— begin Entries supplied —

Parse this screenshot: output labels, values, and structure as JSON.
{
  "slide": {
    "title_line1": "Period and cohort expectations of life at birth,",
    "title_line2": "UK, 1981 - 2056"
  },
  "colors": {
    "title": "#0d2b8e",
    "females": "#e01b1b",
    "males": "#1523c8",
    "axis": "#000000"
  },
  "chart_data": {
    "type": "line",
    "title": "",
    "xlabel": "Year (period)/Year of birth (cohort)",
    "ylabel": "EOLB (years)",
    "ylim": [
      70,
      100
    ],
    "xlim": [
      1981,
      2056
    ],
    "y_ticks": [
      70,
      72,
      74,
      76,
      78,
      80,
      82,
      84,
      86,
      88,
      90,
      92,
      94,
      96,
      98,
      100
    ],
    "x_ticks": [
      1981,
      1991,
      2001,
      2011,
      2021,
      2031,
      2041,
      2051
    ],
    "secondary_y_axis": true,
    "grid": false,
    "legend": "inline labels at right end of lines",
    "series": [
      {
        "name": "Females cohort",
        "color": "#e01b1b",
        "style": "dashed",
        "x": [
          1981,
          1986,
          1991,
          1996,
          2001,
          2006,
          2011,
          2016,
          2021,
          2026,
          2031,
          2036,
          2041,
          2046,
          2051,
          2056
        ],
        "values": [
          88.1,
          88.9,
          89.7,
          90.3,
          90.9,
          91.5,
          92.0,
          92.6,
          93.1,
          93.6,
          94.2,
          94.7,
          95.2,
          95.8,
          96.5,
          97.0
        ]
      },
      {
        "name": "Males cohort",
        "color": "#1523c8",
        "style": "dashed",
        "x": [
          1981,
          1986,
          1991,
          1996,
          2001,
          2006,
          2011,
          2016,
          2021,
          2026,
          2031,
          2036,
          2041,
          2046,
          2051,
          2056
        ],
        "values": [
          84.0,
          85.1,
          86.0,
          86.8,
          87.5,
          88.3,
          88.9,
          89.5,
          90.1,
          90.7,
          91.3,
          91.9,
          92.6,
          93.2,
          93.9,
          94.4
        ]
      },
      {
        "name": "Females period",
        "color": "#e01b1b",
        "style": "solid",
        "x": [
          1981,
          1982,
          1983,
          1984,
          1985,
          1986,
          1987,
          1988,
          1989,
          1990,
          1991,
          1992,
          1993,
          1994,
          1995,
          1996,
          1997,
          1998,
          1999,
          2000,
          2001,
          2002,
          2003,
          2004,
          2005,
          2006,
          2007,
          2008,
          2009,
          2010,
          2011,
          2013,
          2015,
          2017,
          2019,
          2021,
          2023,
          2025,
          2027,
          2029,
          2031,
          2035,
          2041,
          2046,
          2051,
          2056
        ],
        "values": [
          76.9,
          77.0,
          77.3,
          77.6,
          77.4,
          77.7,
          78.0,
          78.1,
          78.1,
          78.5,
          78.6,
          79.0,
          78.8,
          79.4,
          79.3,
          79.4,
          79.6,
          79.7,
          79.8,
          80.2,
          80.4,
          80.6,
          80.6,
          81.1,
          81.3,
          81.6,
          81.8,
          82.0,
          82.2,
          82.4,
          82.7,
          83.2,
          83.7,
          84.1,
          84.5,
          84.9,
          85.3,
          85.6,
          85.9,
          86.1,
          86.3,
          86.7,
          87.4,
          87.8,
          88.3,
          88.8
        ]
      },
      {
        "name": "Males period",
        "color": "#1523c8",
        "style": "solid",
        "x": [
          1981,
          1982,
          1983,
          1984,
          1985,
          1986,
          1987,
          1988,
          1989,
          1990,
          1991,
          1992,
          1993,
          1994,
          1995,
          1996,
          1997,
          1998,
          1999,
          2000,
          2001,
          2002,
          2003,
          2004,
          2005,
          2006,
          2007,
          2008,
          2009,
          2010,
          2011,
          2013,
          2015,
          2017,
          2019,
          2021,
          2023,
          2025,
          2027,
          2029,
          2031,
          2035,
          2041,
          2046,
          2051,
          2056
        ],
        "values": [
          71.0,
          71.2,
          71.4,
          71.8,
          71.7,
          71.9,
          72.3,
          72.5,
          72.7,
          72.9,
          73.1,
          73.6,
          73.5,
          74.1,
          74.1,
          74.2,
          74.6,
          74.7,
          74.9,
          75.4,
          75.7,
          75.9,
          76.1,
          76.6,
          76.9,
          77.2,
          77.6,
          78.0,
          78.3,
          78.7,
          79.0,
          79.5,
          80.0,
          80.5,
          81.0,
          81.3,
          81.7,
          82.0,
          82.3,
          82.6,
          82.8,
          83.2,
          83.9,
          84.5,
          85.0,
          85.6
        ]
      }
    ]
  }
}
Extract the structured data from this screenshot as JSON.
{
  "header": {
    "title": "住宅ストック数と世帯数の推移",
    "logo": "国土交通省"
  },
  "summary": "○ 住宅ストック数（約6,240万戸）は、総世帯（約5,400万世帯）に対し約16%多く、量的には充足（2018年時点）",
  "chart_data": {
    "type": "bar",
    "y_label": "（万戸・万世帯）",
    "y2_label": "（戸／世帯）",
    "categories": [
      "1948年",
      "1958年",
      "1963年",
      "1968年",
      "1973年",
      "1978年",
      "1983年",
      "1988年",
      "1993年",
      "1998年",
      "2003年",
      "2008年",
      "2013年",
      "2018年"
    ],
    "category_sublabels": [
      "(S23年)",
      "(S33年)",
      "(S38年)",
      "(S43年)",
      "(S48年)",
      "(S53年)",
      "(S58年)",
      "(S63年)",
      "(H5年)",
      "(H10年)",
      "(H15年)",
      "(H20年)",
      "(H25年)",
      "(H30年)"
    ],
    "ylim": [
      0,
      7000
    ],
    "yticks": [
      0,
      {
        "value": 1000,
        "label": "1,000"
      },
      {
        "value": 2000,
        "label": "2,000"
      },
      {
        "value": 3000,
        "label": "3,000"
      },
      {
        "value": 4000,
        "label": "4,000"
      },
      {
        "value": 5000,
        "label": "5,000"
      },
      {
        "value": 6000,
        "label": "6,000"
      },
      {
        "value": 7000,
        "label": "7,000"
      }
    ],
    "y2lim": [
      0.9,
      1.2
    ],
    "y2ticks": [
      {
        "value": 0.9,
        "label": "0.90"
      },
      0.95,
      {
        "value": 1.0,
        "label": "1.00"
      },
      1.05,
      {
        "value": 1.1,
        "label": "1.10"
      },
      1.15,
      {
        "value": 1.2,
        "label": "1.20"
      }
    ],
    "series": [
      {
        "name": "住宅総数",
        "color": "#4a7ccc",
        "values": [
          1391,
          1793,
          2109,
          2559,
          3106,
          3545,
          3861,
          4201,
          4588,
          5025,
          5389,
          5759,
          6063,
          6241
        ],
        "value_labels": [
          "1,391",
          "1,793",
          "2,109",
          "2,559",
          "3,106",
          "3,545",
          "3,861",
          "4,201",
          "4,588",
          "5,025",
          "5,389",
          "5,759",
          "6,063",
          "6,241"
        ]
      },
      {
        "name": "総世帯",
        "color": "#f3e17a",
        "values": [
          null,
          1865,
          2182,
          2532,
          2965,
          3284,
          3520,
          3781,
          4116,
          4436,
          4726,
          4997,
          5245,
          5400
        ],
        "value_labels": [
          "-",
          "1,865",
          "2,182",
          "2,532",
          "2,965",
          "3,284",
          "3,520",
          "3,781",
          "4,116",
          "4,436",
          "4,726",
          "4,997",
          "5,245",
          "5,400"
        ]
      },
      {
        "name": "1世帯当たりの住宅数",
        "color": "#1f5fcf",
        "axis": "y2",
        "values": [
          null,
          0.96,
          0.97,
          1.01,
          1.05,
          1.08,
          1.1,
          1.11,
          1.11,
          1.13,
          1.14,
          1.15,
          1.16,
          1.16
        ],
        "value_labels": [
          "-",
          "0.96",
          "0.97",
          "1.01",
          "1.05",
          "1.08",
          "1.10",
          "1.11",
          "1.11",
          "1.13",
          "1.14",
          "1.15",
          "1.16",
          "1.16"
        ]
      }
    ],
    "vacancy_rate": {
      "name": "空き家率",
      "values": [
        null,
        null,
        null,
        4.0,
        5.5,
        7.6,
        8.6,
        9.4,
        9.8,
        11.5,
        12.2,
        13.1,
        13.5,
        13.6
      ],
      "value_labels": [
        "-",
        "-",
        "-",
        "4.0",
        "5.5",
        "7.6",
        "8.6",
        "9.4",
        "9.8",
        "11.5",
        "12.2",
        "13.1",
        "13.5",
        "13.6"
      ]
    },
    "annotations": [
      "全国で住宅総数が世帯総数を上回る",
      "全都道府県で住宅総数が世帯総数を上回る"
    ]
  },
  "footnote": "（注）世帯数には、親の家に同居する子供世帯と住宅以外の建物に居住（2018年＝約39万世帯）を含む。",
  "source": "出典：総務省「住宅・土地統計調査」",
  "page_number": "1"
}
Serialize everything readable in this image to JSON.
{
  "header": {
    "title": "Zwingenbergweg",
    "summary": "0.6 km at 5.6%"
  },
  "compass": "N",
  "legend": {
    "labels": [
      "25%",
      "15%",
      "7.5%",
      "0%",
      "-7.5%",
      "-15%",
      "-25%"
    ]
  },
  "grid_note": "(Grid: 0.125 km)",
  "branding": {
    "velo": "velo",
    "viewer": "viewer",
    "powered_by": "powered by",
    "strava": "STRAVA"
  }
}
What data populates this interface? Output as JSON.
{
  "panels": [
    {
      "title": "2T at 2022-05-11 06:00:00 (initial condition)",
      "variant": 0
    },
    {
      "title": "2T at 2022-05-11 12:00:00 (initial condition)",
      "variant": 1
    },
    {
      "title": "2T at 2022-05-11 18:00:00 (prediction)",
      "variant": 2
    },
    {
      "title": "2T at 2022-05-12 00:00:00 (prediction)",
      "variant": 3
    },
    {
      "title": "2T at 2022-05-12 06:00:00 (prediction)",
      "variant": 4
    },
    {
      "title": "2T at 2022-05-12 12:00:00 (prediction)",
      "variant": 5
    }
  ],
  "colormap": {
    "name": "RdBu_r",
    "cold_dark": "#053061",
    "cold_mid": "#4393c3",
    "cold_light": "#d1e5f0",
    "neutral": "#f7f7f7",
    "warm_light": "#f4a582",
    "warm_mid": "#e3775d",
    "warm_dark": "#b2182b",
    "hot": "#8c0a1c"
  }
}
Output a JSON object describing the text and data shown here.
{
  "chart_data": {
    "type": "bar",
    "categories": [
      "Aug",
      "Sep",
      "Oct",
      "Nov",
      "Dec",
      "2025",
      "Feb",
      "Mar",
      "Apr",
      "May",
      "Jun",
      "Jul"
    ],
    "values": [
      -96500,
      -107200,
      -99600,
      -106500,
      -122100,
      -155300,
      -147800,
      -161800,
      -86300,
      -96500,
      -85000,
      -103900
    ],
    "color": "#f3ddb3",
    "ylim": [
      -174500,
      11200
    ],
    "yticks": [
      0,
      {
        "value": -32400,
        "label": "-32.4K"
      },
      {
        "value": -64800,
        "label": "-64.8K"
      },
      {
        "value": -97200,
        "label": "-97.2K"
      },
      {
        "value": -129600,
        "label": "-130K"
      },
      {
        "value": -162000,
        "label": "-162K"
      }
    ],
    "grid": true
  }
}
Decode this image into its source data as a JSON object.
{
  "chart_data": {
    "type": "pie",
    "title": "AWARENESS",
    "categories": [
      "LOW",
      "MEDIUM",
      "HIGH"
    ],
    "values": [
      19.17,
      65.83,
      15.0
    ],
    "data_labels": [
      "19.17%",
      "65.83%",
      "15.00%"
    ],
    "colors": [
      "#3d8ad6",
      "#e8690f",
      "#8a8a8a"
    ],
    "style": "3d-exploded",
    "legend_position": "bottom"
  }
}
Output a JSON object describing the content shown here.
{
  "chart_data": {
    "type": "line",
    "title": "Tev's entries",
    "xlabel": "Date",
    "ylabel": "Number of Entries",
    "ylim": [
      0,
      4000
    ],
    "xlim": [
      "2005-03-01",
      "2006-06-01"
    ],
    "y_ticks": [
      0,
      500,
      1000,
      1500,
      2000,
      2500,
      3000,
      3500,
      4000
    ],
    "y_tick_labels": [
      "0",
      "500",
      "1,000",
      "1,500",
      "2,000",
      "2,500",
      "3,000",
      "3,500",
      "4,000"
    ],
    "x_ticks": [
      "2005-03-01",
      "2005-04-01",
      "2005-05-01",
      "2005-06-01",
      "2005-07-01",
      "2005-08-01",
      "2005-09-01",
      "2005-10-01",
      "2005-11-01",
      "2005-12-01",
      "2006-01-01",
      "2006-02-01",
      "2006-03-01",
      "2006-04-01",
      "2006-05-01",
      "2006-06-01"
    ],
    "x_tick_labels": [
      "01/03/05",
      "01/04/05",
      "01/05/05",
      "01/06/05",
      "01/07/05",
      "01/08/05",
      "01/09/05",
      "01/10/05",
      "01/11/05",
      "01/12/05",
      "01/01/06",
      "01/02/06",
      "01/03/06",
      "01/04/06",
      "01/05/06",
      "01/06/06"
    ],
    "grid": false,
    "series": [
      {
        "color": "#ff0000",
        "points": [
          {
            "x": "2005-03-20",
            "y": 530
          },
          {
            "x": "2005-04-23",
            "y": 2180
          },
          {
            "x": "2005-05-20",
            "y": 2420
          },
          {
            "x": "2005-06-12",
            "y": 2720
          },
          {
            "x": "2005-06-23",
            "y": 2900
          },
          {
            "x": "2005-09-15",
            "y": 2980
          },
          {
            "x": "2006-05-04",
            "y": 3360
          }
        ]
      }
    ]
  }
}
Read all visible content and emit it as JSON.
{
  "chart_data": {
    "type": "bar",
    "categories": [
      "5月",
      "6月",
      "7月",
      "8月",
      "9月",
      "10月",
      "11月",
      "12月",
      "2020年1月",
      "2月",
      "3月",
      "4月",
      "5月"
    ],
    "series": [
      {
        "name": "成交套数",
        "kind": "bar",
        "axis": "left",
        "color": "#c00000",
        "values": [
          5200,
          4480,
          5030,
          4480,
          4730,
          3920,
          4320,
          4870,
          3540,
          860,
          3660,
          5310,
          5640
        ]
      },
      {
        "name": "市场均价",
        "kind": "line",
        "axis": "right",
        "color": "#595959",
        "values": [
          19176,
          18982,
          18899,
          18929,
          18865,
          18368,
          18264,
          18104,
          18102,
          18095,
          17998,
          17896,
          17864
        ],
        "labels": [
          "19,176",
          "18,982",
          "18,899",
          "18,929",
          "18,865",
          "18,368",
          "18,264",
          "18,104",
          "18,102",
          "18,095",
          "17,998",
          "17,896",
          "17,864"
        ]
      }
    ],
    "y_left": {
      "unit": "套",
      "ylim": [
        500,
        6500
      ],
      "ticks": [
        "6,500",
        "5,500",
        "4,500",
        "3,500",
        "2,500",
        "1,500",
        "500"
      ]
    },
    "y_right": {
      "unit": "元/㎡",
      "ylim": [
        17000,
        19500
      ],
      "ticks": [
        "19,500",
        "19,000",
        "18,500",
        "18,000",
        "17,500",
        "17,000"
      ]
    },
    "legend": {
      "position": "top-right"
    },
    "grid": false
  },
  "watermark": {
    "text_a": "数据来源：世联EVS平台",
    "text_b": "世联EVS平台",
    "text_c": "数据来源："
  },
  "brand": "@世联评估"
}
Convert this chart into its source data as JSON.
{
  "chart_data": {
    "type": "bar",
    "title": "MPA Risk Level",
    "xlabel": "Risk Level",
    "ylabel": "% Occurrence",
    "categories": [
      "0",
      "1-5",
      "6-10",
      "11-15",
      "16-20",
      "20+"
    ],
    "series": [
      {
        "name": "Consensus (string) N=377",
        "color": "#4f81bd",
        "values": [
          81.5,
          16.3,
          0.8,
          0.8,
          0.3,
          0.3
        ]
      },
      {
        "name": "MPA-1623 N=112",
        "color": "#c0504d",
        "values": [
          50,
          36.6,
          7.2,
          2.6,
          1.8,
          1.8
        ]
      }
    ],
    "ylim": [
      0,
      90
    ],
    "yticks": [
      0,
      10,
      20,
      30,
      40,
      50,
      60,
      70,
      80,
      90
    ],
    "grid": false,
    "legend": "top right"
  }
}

— end Entries supplied —

*Written exercise*. Take every line from the data above that holds "content" and copy it out.

*Completed exercise*.
Output a JSON object describing the content shown here.
Read all visible content and emit it as JSON.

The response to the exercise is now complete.